- **Available data**:
** begin **
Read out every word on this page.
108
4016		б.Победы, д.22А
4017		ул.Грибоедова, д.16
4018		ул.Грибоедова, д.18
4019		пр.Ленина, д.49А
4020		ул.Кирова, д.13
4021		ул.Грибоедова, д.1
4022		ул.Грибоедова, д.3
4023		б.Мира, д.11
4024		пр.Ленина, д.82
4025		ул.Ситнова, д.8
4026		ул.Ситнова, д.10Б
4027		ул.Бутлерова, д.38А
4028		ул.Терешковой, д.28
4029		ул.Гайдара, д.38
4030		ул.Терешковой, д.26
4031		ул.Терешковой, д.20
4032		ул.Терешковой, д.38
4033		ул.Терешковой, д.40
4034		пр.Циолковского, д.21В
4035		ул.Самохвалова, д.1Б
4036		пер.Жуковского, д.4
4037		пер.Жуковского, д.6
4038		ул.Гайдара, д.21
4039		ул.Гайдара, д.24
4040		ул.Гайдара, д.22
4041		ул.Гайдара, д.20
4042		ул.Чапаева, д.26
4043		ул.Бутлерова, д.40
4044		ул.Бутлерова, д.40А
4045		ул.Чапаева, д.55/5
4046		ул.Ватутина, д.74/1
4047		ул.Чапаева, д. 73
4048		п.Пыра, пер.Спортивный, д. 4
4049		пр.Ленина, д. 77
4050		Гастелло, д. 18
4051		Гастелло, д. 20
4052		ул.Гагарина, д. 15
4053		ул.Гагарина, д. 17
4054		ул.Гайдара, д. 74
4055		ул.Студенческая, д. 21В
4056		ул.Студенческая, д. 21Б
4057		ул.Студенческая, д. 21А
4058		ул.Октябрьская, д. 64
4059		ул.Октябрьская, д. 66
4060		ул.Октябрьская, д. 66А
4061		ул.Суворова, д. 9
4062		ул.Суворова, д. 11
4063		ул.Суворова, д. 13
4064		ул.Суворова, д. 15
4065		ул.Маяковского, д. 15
** end **
Copy out each line exactly.

- **Solution to this task**:
Read out every word on this page.
108
4016		б.Победы, д.22А
4017		ул.Грибоедова, д.16
4018		ул.Грибоедова, д.18
4019		пр.Ленина, д.49А
4020		ул.Кирова, д.13
4021		ул.Грибоедова, д.1
4022		ул.Грибоедова, д.3
4023		б.Мира, д.11
4024		пр.Ленина, д.82
4025		ул.Ситнова, д.8
4026		ул.Ситнова, д.10Б
4027		ул.Бутлерова, д.38А
4028		ул.Терешковой, д.28
4029		ул.Гайдара, д.38
4030		ул.Терешковой, д.26
4031		ул.Терешковой, д.20
4032		ул.Терешковой, д.38
4033		ул.Терешковой, д.40
4034		пр.Циолковского, д.21В
4035		ул.Самохвалова, д.1Б
4036		пер.Жуковского, д.4
4037		пер.Жуковского, д.6
4038		ул.Гайдара, д.21
4039		ул.Гайдара, д.24
4040		ул.Гайдара, д.22
4041		ул.Гайдара, д.20
4042		ул.Чапаева, д.26
4043		ул.Бутлерова, д.40
4044		ул.Бутлерова, д.40А
4045		ул.Чапаева, д.55/5
4046		ул.Ватутина, д.74/1
4047		ул.Чапаева, д. 73
4048		п.Пыра, пер.Спортивный, д. 4
4049		пр.Ленина, д. 77
4050		Гастелло, д. 18
4051		Гастелло, д. 20
4052		ул.Гагарина, д. 15
4053		ул.Гагарина, д. 17
4054		ул.Гайдара, д. 74
4055		ул.Студенческая, д. 21В
4056		ул.Студенческая, д. 21Б
4057		ул.Студенческая, д. 21А
4058		ул.Октябрьская, д. 64
4059		ул.Октябрьская, д. 66
4060		ул.Октябрьская, д. 66А
4061		ул.Суворова, д. 9
4062		ул.Суворова, д. 11
4063		ул.Суворова, д. 13
4064		ул.Суворова, д. 15
4065		ул.Маяковского, д. 15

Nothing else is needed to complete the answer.